→ TASK OBJECTIVE
Select and reproduce each line of the listing below that bears the string "шитыхъ".

→ DATA TO USE

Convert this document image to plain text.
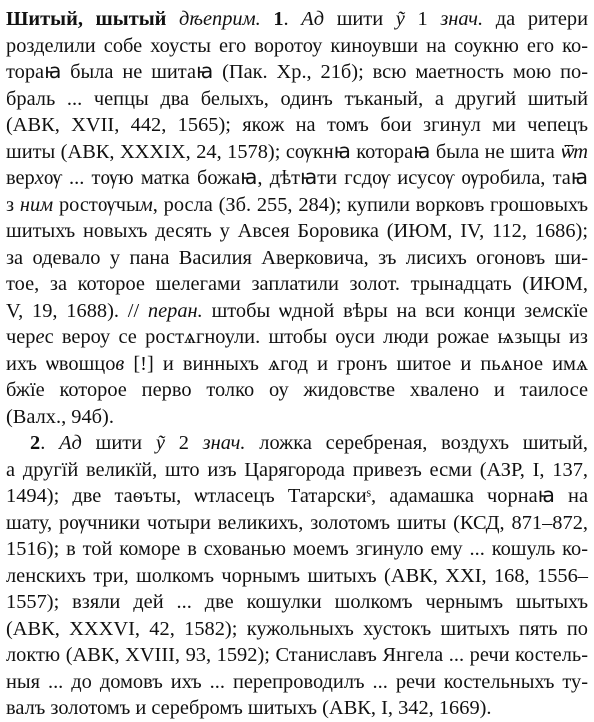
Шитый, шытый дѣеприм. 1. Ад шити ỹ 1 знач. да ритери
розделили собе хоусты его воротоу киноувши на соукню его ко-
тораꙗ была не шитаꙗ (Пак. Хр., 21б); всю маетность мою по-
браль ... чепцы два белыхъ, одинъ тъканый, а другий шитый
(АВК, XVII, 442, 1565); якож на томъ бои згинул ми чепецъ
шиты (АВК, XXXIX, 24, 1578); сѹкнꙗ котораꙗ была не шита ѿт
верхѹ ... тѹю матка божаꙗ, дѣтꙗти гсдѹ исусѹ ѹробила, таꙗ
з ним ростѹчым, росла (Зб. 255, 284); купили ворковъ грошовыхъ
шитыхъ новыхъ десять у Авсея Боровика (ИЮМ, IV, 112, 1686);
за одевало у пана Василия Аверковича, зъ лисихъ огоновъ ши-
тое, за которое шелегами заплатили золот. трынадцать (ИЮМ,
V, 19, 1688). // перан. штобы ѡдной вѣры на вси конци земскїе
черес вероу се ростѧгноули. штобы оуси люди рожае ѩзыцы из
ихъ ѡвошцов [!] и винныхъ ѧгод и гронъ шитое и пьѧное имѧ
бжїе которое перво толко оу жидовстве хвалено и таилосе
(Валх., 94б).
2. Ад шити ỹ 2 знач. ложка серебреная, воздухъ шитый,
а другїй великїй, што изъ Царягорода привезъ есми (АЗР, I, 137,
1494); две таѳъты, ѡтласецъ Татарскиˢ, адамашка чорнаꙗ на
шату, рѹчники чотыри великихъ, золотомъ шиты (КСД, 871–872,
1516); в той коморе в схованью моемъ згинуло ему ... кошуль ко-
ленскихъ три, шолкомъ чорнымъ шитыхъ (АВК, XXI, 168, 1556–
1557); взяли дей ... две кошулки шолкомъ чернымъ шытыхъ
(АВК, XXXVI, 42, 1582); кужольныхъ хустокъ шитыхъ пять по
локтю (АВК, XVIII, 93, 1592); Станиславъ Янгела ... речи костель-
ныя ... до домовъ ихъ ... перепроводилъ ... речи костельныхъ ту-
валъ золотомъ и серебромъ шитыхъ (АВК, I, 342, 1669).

→ THE SOLUTION
шитыхъ новыхъ десять у Авсея Боровика (ИЮМ, IV, 112, 1686);
ленскихъ три, шолкомъ чорнымъ шитыхъ (АВК, XXI, 168, 1556–
(АВК, XXXVI, 42, 1582); кужольныхъ хустокъ шитыхъ пять по
валъ золотомъ и серебромъ шитыхъ (АВК, I, 342, 1669).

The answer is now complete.